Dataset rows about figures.

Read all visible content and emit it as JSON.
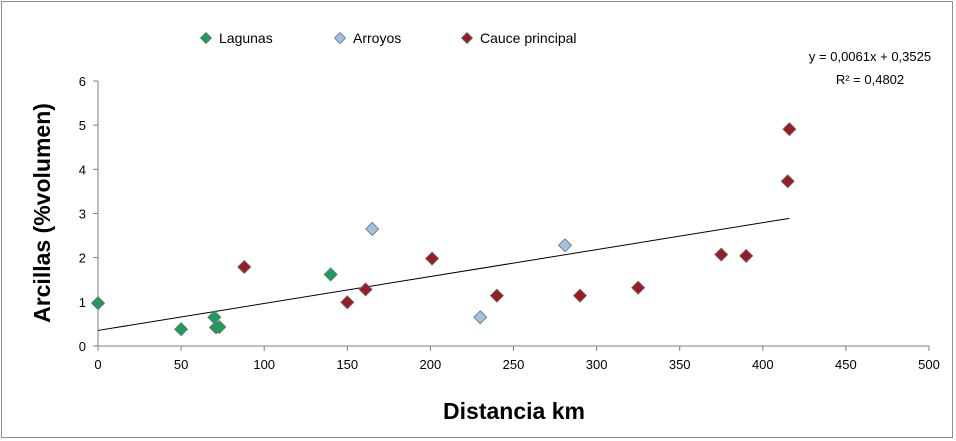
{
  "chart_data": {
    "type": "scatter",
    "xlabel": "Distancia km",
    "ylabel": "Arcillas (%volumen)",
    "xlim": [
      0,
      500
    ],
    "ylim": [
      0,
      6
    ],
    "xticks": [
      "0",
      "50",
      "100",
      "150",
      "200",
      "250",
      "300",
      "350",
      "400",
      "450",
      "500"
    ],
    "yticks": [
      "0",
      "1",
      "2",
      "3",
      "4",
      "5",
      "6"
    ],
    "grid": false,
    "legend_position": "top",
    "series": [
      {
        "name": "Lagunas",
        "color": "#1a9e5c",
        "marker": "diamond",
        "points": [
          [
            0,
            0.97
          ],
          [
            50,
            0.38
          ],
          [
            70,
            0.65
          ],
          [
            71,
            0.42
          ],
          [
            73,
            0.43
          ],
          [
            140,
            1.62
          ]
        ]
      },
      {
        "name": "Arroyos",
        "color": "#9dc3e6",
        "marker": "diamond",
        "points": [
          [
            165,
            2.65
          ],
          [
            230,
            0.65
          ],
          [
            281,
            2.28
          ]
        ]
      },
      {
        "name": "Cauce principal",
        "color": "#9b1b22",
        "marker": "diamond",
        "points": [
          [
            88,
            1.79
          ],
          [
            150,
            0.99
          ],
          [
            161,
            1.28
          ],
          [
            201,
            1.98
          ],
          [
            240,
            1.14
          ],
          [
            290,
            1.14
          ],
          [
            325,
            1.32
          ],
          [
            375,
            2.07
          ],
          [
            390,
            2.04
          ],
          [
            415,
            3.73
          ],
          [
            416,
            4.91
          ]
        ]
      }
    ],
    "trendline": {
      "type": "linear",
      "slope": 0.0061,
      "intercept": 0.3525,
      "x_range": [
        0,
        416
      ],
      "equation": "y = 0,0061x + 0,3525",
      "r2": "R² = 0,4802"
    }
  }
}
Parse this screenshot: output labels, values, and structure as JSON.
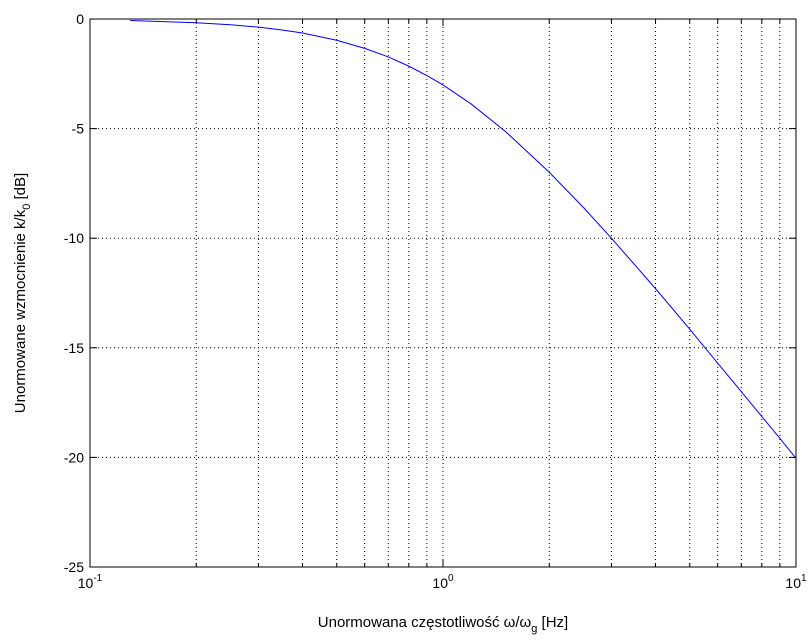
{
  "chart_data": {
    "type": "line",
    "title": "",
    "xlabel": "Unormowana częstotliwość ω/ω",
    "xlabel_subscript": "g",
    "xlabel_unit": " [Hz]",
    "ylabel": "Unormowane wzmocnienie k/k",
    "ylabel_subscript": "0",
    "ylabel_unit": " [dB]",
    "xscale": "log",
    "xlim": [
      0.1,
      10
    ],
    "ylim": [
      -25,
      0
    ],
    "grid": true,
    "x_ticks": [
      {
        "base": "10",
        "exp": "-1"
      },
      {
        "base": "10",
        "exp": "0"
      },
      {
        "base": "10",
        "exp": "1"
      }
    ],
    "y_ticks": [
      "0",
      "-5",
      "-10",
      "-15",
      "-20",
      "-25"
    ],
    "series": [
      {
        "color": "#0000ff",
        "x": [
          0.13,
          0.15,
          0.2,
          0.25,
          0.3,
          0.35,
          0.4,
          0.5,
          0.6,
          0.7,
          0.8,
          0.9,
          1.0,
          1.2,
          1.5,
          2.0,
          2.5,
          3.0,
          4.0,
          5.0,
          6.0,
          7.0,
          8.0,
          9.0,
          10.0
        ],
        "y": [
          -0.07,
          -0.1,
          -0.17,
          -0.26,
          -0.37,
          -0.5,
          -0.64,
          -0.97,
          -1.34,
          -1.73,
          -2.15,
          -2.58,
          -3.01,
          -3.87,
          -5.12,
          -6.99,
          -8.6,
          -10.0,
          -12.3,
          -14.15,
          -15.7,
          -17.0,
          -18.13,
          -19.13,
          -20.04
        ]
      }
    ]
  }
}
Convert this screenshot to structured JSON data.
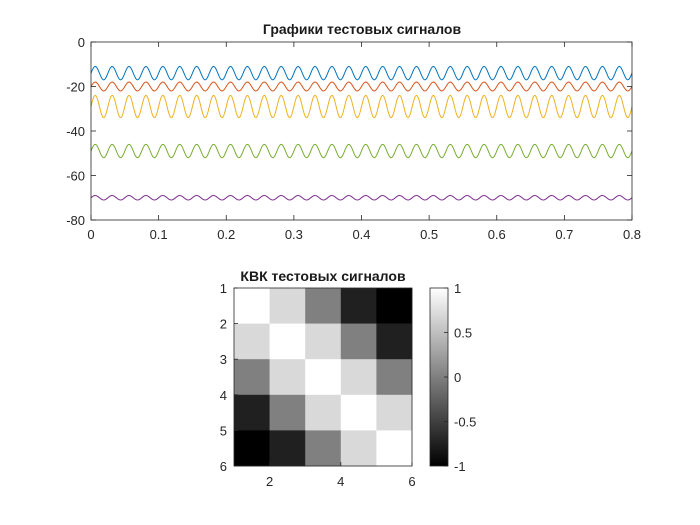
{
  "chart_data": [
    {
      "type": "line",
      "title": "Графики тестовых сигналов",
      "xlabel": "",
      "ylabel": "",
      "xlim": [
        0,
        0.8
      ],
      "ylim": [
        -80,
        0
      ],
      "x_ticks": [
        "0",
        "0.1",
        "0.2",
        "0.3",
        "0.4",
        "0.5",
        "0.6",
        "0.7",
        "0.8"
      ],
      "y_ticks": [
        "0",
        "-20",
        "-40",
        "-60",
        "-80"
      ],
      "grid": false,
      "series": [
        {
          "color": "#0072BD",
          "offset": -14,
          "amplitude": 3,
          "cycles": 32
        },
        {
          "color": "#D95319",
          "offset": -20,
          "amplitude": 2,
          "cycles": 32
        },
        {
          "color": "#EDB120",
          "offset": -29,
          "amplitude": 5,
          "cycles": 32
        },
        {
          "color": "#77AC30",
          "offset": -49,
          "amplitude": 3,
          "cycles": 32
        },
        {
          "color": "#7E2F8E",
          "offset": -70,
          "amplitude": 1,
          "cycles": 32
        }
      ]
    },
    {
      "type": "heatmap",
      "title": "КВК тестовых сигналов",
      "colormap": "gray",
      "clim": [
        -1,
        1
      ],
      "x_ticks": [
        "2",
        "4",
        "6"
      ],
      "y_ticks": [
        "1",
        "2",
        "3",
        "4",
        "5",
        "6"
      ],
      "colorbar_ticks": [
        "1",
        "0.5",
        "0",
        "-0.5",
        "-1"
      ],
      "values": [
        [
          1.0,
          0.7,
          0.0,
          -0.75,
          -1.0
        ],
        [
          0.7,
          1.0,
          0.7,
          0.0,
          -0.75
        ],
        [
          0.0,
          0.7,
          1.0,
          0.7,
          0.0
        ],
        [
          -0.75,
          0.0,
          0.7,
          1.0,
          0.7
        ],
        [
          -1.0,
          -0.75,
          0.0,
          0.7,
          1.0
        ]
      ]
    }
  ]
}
---
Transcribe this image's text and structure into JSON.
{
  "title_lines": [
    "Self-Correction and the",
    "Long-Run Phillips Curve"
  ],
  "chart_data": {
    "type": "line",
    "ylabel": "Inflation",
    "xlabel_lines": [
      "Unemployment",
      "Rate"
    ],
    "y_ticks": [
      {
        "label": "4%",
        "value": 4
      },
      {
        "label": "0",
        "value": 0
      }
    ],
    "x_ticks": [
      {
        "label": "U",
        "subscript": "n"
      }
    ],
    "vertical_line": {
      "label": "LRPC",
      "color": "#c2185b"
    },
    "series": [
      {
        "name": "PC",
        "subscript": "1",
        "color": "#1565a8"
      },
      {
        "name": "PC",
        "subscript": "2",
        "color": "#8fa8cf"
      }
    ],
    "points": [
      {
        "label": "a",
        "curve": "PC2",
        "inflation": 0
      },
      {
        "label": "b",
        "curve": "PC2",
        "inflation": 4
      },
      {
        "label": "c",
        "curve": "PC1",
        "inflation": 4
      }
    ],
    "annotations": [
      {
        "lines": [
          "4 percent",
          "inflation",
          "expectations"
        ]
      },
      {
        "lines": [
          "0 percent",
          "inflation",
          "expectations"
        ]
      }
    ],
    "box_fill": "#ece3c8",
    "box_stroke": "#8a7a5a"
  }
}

Exercise. Extract all lines that hold the word "screenshot".

Complete output.
Parse this screenshot: output labels, values, and structure as JSON.
Convert this screenshot to structured JSON data.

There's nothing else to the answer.